"""

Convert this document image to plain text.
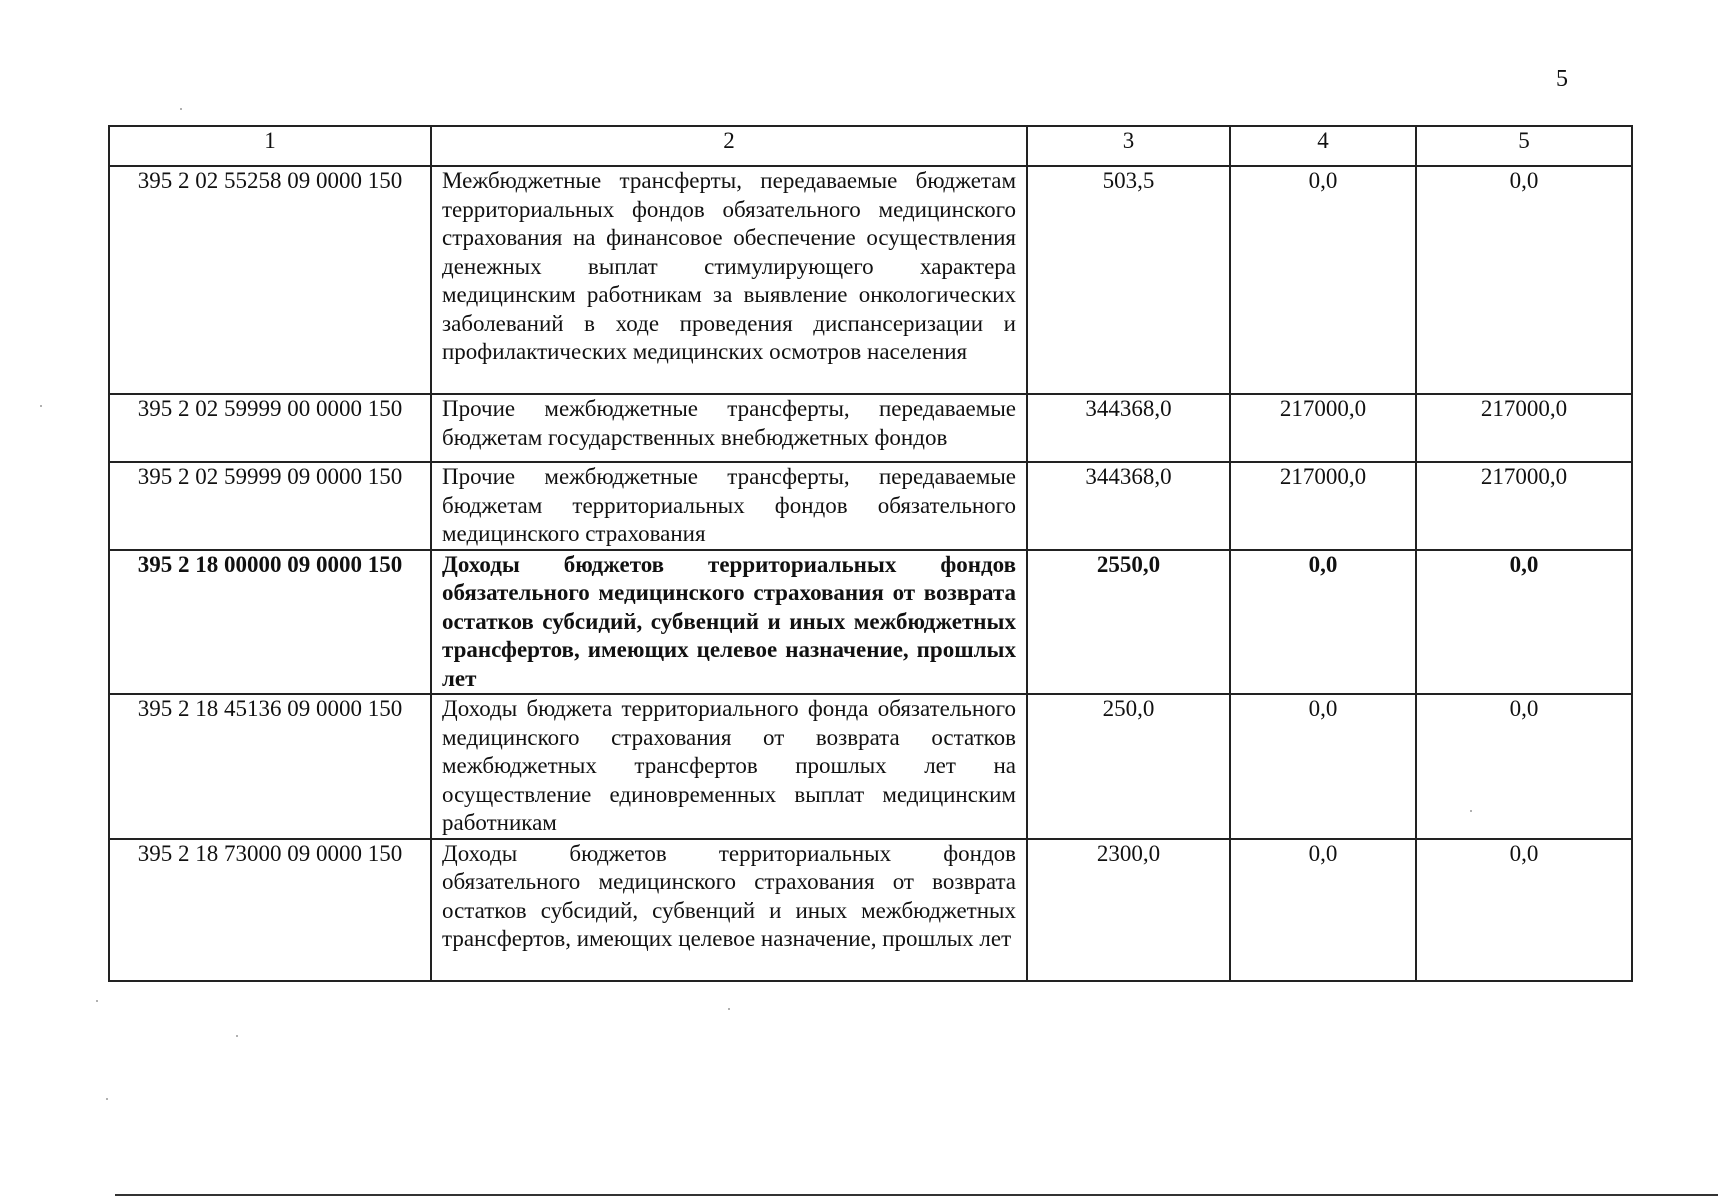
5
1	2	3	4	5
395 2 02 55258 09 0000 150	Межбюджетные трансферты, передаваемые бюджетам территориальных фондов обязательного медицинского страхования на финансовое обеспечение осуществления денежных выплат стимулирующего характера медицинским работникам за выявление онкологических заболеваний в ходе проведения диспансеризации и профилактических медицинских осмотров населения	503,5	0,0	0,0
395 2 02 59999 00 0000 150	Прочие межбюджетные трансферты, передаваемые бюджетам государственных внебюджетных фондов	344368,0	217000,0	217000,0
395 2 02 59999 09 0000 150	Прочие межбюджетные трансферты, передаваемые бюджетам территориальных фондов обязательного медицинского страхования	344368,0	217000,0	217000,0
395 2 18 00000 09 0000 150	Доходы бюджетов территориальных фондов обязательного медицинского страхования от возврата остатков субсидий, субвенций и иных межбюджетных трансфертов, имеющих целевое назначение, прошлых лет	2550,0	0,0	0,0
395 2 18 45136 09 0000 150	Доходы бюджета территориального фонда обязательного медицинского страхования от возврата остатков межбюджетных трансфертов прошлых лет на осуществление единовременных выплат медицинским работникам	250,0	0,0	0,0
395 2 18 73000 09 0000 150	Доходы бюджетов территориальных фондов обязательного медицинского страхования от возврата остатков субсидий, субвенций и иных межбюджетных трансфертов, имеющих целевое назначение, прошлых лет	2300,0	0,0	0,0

"""
"""

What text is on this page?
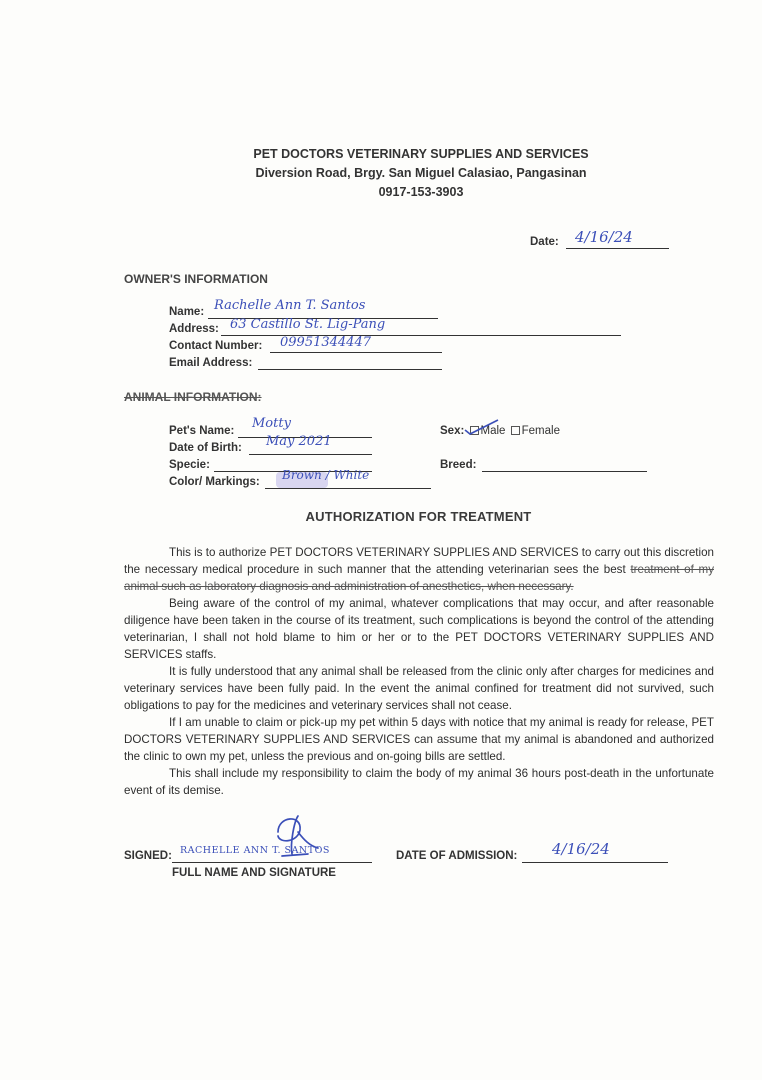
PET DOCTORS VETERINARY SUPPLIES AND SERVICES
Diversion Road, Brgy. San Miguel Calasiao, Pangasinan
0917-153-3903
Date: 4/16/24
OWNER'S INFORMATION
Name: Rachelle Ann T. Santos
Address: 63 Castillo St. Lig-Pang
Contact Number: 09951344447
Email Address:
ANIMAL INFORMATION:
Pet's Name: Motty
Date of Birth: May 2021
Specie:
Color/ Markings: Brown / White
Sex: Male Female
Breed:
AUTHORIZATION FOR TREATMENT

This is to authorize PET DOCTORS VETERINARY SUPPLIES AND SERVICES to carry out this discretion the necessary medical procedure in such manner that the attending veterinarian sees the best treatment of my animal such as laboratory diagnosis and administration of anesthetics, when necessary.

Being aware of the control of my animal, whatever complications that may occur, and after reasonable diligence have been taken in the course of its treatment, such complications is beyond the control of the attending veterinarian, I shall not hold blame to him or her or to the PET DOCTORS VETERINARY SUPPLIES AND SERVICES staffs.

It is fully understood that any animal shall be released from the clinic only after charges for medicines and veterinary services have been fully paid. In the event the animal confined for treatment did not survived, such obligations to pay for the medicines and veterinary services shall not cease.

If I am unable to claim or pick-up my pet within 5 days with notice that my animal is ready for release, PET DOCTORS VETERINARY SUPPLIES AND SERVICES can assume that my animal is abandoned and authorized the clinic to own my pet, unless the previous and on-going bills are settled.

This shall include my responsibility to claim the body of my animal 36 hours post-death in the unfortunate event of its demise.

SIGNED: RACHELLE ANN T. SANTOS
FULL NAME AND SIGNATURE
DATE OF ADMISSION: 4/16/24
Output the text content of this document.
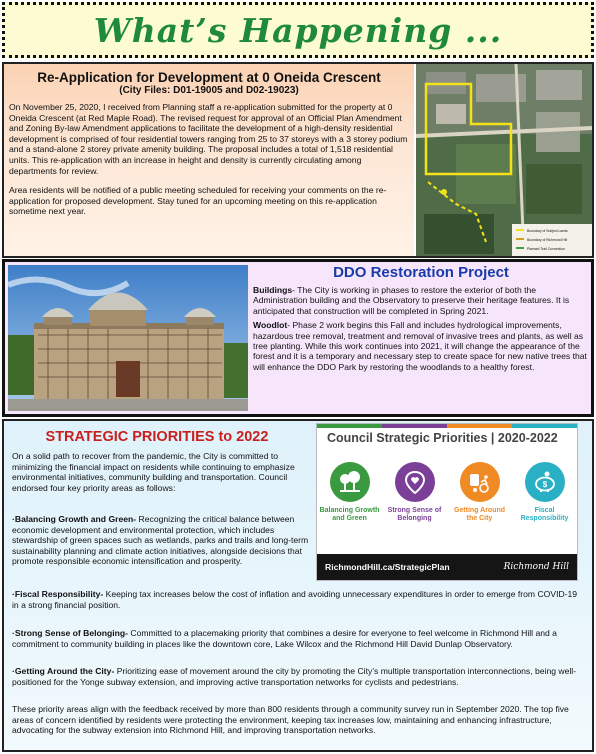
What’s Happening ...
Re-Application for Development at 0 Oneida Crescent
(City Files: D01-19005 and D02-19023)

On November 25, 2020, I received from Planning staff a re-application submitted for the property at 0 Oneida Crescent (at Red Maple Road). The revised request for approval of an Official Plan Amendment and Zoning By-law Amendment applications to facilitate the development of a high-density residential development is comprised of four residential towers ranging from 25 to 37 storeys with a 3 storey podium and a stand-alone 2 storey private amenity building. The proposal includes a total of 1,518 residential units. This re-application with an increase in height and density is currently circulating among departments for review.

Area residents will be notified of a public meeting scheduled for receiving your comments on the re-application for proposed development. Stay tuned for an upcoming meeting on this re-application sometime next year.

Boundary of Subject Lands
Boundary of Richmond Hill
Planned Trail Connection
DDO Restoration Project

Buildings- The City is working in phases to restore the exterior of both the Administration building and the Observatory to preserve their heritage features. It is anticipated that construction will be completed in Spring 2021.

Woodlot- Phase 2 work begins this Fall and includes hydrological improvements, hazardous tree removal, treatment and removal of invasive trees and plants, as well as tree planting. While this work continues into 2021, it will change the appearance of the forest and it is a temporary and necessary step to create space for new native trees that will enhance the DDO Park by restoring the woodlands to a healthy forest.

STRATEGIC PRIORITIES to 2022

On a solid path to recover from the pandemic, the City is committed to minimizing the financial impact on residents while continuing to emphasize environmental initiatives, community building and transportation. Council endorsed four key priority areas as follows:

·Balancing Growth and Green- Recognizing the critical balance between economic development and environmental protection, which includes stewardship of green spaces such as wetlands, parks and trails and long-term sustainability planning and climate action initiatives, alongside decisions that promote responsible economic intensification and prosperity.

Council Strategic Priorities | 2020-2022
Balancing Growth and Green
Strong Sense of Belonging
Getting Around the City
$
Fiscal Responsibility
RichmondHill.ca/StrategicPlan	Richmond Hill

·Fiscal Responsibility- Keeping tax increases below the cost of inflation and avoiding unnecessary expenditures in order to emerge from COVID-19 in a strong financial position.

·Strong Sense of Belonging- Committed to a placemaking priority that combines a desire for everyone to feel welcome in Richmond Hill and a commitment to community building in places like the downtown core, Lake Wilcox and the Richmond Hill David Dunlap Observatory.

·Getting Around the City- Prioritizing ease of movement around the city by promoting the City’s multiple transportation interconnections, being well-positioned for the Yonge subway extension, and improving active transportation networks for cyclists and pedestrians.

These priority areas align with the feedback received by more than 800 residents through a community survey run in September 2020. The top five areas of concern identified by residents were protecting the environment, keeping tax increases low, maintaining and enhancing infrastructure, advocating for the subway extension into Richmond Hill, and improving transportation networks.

"""

Pull out all lines from the listing that contain the string "document".

In response:
Convert this document image to plain text.
Output the text content of this document.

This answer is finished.